WORK INSTRUCTIONS:
Produce a verbatim copy of the entries listed below.

RECORDS FOR THE EXERCISE:
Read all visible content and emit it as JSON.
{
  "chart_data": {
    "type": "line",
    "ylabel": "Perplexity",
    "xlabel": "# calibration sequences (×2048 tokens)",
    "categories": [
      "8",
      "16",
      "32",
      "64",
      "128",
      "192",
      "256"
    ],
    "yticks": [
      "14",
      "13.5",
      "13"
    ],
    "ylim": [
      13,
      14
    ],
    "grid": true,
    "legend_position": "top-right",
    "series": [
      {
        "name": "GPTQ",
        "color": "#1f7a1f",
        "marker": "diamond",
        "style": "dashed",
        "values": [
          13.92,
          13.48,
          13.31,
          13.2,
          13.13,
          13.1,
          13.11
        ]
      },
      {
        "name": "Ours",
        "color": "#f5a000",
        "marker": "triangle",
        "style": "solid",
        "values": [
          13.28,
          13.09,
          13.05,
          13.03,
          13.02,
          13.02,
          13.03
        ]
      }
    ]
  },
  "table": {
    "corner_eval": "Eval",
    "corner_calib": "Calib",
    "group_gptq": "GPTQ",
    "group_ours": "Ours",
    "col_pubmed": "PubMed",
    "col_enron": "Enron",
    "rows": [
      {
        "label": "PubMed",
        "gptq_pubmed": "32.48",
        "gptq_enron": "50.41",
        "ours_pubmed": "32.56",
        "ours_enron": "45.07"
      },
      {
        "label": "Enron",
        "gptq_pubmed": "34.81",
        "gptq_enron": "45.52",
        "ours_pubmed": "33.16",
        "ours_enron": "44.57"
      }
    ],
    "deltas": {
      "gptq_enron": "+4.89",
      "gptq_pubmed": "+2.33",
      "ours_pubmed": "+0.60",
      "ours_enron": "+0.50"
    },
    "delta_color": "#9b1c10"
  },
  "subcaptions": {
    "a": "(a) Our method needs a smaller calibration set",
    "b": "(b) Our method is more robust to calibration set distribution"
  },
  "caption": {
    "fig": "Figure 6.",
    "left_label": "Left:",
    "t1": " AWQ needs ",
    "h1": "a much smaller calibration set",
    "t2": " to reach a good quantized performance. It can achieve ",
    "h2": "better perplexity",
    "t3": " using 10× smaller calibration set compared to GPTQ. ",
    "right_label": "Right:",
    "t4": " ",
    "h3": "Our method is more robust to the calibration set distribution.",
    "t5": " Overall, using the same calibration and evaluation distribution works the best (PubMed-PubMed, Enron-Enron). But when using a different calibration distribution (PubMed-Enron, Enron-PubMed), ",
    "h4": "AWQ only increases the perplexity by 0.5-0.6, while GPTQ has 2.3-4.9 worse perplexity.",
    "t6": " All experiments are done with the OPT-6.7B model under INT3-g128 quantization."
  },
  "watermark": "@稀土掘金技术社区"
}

RESPONSE TO THIS TASK:
Read all visible content and emit it as JSON.
{
  "chart_data": {
    "type": "line",
    "ylabel": "Perplexity",
    "xlabel": "# calibration sequences (×2048 tokens)",
    "categories": [
      "8",
      "16",
      "32",
      "64",
      "128",
      "192",
      "256"
    ],
    "yticks": [
      "14",
      "13.5",
      "13"
    ],
    "ylim": [
      13,
      14
    ],
    "grid": true,
    "legend_position": "top-right",
    "series": [
      {
        "name": "GPTQ",
        "color": "#1f7a1f",
        "marker": "diamond",
        "style": "dashed",
        "values": [
          13.92,
          13.48,
          13.31,
          13.2,
          13.13,
          13.1,
          13.11
        ]
      },
      {
        "name": "Ours",
        "color": "#f5a000",
        "marker": "triangle",
        "style": "solid",
        "values": [
          13.28,
          13.09,
          13.05,
          13.03,
          13.02,
          13.02,
          13.03
        ]
      }
    ]
  },
  "table": {
    "corner_eval": "Eval",
    "corner_calib": "Calib",
    "group_gptq": "GPTQ",
    "group_ours": "Ours",
    "col_pubmed": "PubMed",
    "col_enron": "Enron",
    "rows": [
      {
        "label": "PubMed",
        "gptq_pubmed": "32.48",
        "gptq_enron": "50.41",
        "ours_pubmed": "32.56",
        "ours_enron": "45.07"
      },
      {
        "label": "Enron",
        "gptq_pubmed": "34.81",
        "gptq_enron": "45.52",
        "ours_pubmed": "33.16",
        "ours_enron": "44.57"
      }
    ],
    "deltas": {
      "gptq_enron": "+4.89",
      "gptq_pubmed": "+2.33",
      "ours_pubmed": "+0.60",
      "ours_enron": "+0.50"
    },
    "delta_color": "#9b1c10"
  },
  "subcaptions": {
    "a": "(a) Our method needs a smaller calibration set",
    "b": "(b) Our method is more robust to calibration set distribution"
  },
  "caption": {
    "fig": "Figure 6.",
    "left_label": "Left:",
    "t1": " AWQ needs ",
    "h1": "a much smaller calibration set",
    "t2": " to reach a good quantized performance. It can achieve ",
    "h2": "better perplexity",
    "t3": " using 10× smaller calibration set compared to GPTQ. ",
    "right_label": "Right:",
    "t4": " ",
    "h3": "Our method is more robust to the calibration set distribution.",
    "t5": " Overall, using the same calibration and evaluation distribution works the best (PubMed-PubMed, Enron-Enron). But when using a different calibration distribution (PubMed-Enron, Enron-PubMed), ",
    "h4": "AWQ only increases the perplexity by 0.5-0.6, while GPTQ has 2.3-4.9 worse perplexity.",
    "t6": " All experiments are done with the OPT-6.7B model under INT3-g128 quantization."
  },
  "watermark": "@稀土掘金技术社区"
}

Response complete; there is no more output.